▶ [Problem to work on]
Write every entry out again exactly, please, and skip the pictures.

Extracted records
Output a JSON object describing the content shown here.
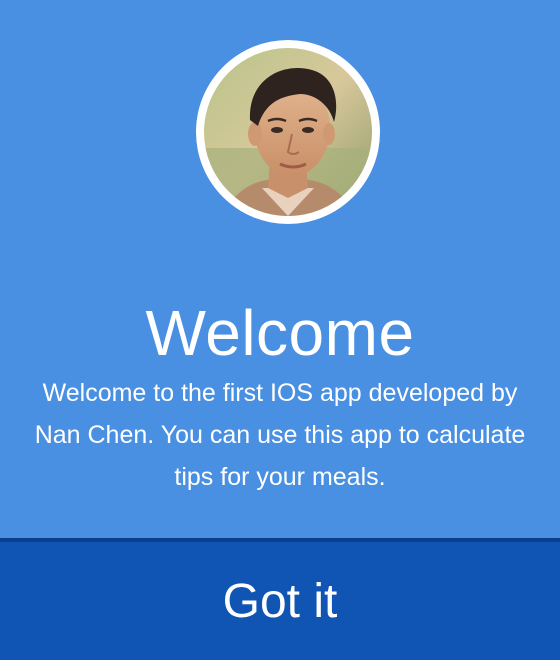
{
  "welcome": {
    "title": "Welcome",
    "message": "Welcome to the first IOS app developed by Nan Chen. You can use this app to calculate tips for your meals.",
    "button_label": "Got it"
  },
  "colors": {
    "background": "#4a90e2",
    "button_background": "#1055b3",
    "text": "#ffffff"
  }
}
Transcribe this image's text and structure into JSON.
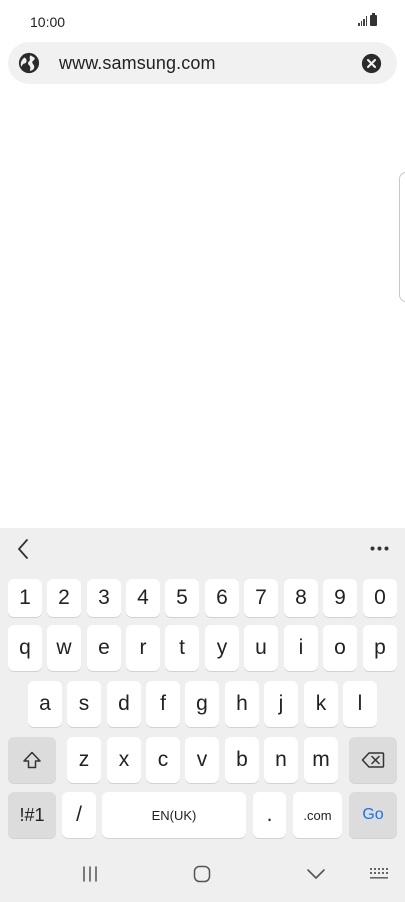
{
  "status_bar": {
    "time": "10:00"
  },
  "url_bar": {
    "url": "www.samsung.com"
  },
  "keyboard": {
    "number_row": [
      "1",
      "2",
      "3",
      "4",
      "5",
      "6",
      "7",
      "8",
      "9",
      "0"
    ],
    "row1": [
      "q",
      "w",
      "e",
      "r",
      "t",
      "y",
      "u",
      "i",
      "o",
      "p"
    ],
    "row2": [
      "a",
      "s",
      "d",
      "f",
      "g",
      "h",
      "j",
      "k",
      "l"
    ],
    "row3": [
      "z",
      "x",
      "c",
      "v",
      "b",
      "n",
      "m"
    ],
    "symbols_label": "!#1",
    "slash_label": "/",
    "space_label": "EN(UK)",
    "period_label": ".",
    "dotcom_label": ".com",
    "go_label": "Go",
    "go_color": "#1a73e8"
  }
}
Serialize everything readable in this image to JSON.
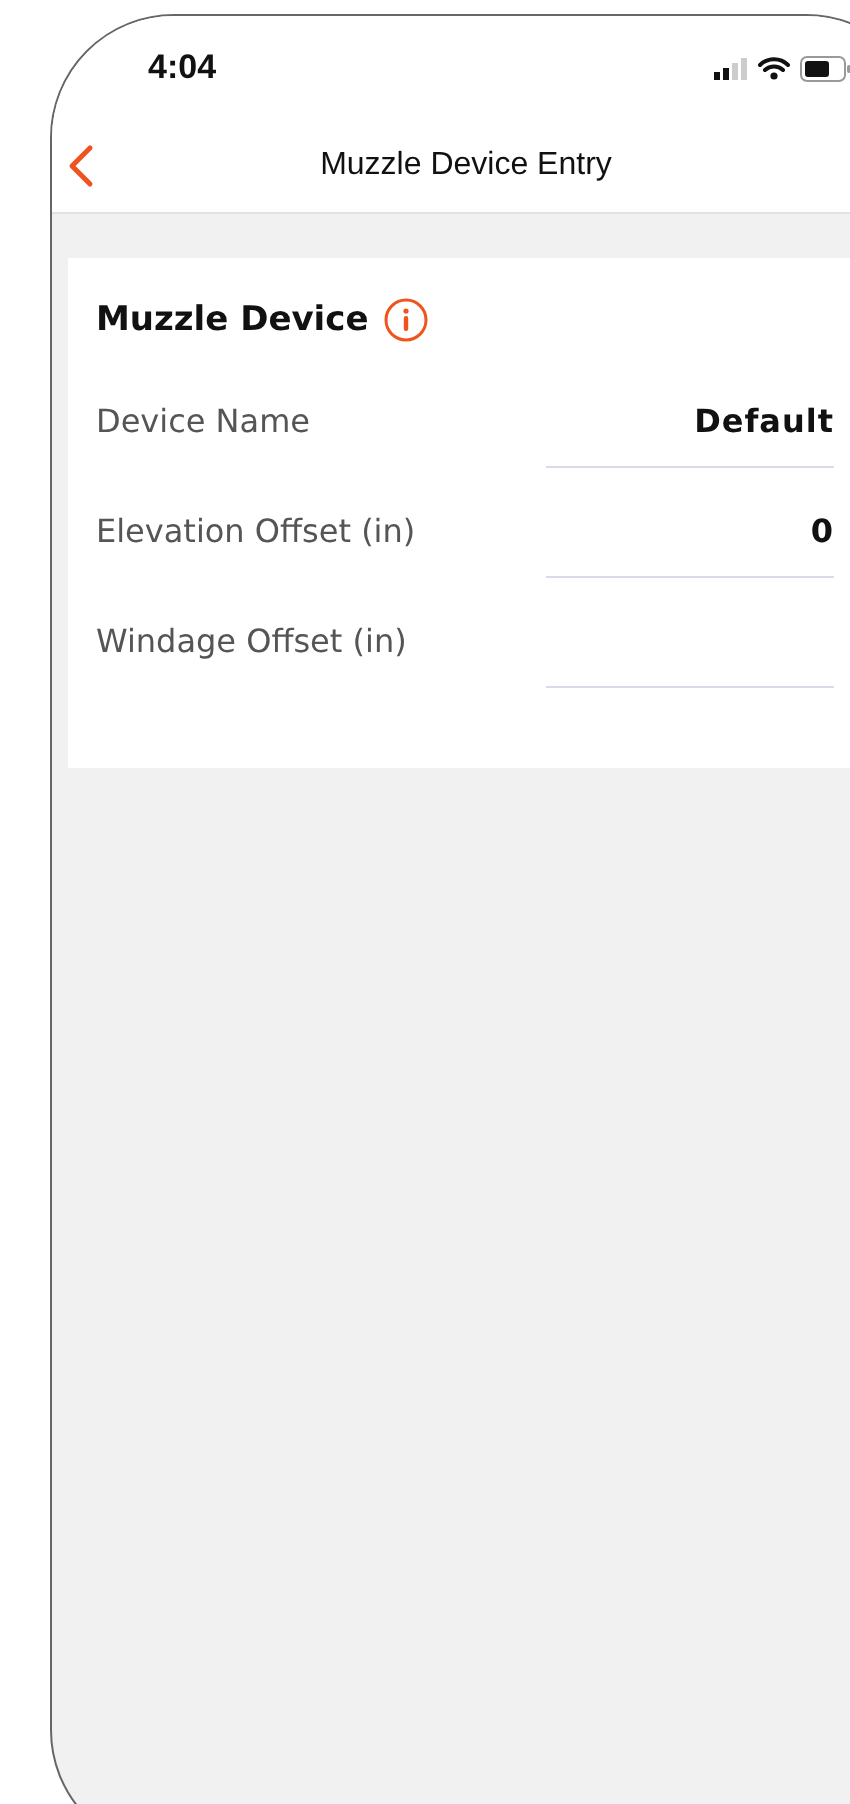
{
  "status_bar": {
    "time": "4:04"
  },
  "nav_bar": {
    "title": "Muzzle Device Entry"
  },
  "card": {
    "title": "Muzzle Device",
    "fields": [
      {
        "label": "Device Name",
        "value": "Default"
      },
      {
        "label": "Elevation Offset (in)",
        "value": "0"
      },
      {
        "label": "Windage Offset (in)"
      }
    ]
  }
}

▶ [Final result]
Output a JSON object describing the content shown here.
{
  "welcome": {
    "title": "Welcome",
    "message": "Welcome to the first IOS app developed by Nan Chen. You can use this app to calculate tips for your meals.",
    "button_label": "Got it"
  },
  "colors": {
    "background": "#4a90e2",
    "button_background": "#1055b3",
    "text": "#ffffff"
  }
}
Transcribe this image's text and structure into JSON.
{
  "status_bar": {
    "time": "10:00"
  },
  "url_bar": {
    "url": "www.samsung.com"
  },
  "keyboard": {
    "number_row": [
      "1",
      "2",
      "3",
      "4",
      "5",
      "6",
      "7",
      "8",
      "9",
      "0"
    ],
    "row1": [
      "q",
      "w",
      "e",
      "r",
      "t",
      "y",
      "u",
      "i",
      "o",
      "p"
    ],
    "row2": [
      "a",
      "s",
      "d",
      "f",
      "g",
      "h",
      "j",
      "k",
      "l"
    ],
    "row3": [
      "z",
      "x",
      "c",
      "v",
      "b",
      "n",
      "m"
    ],
    "symbols_label": "!#1",
    "slash_label": "/",
    "space_label": "EN(UK)",
    "period_label": ".",
    "dotcom_label": ".com",
    "go_label": "Go",
    "go_color": "#1a73e8"
  }
}
Serialize everything readable in this image to JSON.
{
  "status_bar": {
    "time": "4:04"
  },
  "nav_bar": {
    "title": "Muzzle Device Entry"
  },
  "card": {
    "title": "Muzzle Device",
    "fields": [
      {
        "label": "Device Name",
        "value": "Default"
      },
      {
        "label": "Elevation Offset (in)",
        "value": "0"
      },
      {
        "label": "Windage Offset (in)"
      }
    ]
  }
}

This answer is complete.